## start
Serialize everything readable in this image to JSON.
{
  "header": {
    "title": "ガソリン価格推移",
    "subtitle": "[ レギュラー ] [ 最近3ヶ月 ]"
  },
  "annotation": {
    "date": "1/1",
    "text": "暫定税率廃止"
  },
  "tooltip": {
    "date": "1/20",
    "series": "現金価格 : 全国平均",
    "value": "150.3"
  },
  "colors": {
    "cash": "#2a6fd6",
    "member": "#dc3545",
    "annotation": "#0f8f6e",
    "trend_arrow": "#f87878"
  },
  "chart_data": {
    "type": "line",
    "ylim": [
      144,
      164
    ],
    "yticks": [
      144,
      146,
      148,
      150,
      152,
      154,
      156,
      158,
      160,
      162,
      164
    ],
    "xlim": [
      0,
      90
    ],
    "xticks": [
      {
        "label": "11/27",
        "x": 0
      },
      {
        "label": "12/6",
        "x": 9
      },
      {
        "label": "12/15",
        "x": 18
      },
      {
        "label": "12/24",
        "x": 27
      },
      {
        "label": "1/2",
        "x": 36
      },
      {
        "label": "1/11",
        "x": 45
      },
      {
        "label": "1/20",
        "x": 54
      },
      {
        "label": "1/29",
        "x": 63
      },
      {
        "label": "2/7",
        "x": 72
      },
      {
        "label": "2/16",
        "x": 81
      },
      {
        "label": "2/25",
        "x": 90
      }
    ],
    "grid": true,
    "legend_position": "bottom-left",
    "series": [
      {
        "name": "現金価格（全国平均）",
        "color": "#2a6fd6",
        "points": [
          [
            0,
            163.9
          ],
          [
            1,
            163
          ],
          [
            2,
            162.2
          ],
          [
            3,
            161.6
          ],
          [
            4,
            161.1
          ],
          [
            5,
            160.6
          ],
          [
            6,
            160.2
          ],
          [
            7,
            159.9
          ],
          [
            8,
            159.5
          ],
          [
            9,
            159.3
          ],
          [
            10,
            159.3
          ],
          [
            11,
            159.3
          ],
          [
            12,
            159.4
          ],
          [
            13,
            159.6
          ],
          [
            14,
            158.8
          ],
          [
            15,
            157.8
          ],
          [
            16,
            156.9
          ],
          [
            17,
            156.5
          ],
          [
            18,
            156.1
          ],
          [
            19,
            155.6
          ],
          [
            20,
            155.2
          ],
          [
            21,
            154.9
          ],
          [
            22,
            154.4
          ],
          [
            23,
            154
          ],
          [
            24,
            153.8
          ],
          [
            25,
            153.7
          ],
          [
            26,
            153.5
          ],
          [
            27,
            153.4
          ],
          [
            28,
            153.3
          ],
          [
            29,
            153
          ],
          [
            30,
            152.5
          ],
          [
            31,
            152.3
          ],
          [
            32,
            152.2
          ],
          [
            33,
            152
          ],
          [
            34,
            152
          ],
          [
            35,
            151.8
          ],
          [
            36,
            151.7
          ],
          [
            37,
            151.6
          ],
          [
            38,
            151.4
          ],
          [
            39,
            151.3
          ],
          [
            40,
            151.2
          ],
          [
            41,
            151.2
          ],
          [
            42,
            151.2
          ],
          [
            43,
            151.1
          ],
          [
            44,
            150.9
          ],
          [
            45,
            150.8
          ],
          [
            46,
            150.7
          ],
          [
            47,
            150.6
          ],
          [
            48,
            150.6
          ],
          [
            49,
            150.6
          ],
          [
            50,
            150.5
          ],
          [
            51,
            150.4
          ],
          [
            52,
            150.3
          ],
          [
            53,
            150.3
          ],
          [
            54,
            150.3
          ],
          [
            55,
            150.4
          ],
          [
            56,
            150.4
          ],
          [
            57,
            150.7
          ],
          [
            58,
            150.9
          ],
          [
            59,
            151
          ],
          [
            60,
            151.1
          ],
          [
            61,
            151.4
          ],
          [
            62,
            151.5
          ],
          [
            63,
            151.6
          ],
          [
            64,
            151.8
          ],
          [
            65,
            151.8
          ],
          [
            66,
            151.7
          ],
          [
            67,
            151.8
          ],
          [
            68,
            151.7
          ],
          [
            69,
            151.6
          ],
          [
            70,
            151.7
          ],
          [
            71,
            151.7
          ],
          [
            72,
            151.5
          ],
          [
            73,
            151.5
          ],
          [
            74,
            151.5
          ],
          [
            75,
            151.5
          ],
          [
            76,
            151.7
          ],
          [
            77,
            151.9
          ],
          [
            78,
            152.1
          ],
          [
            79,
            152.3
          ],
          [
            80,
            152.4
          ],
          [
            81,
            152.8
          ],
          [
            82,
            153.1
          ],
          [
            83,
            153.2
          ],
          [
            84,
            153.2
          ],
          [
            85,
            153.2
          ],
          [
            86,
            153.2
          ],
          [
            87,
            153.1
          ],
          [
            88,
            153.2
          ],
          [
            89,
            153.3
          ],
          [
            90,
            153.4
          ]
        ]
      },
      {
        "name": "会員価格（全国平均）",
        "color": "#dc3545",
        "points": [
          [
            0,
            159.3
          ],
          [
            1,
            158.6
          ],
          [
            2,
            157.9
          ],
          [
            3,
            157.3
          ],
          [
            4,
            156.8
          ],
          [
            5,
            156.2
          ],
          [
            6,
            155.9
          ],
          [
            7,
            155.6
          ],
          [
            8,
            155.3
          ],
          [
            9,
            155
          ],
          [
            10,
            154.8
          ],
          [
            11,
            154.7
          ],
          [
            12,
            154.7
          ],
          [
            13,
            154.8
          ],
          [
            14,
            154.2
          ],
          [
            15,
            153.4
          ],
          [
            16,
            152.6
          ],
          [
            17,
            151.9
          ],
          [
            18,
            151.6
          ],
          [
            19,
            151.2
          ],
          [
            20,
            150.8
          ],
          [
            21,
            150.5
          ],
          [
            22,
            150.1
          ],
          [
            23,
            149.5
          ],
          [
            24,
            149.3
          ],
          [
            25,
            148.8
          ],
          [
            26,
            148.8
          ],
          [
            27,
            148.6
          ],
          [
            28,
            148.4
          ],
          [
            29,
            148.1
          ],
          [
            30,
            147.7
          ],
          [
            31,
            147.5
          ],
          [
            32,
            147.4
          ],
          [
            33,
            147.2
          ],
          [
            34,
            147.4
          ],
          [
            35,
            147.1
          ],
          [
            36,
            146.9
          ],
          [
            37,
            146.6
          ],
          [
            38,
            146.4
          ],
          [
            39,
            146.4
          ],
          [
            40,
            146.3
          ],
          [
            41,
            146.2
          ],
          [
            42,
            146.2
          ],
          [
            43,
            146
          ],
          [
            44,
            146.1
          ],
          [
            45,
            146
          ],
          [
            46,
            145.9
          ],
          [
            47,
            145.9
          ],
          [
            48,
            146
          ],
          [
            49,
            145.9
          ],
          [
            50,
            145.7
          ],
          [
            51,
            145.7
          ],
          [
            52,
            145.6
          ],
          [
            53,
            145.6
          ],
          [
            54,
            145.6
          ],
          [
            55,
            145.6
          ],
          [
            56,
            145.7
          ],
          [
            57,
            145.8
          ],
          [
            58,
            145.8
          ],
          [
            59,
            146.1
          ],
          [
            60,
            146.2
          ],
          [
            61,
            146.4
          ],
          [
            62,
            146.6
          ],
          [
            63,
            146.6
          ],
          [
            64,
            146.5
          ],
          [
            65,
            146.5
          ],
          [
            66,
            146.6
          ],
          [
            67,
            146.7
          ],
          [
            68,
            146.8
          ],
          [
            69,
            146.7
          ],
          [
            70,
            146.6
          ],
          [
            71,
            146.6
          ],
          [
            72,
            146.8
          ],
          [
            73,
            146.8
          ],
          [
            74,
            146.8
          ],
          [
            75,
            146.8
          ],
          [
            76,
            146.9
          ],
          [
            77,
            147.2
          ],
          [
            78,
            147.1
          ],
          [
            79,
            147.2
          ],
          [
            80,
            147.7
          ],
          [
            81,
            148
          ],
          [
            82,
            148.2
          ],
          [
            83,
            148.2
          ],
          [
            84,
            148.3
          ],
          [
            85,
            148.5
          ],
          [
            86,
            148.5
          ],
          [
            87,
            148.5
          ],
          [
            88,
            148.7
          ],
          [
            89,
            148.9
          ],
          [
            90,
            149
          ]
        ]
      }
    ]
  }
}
## end
- _YOUR INSTRUCTIONS_: What is the number of lines in the listing that include the word "全国平均"? Give that number and nothing else.

- _WRITTEN SOLUTION_: 3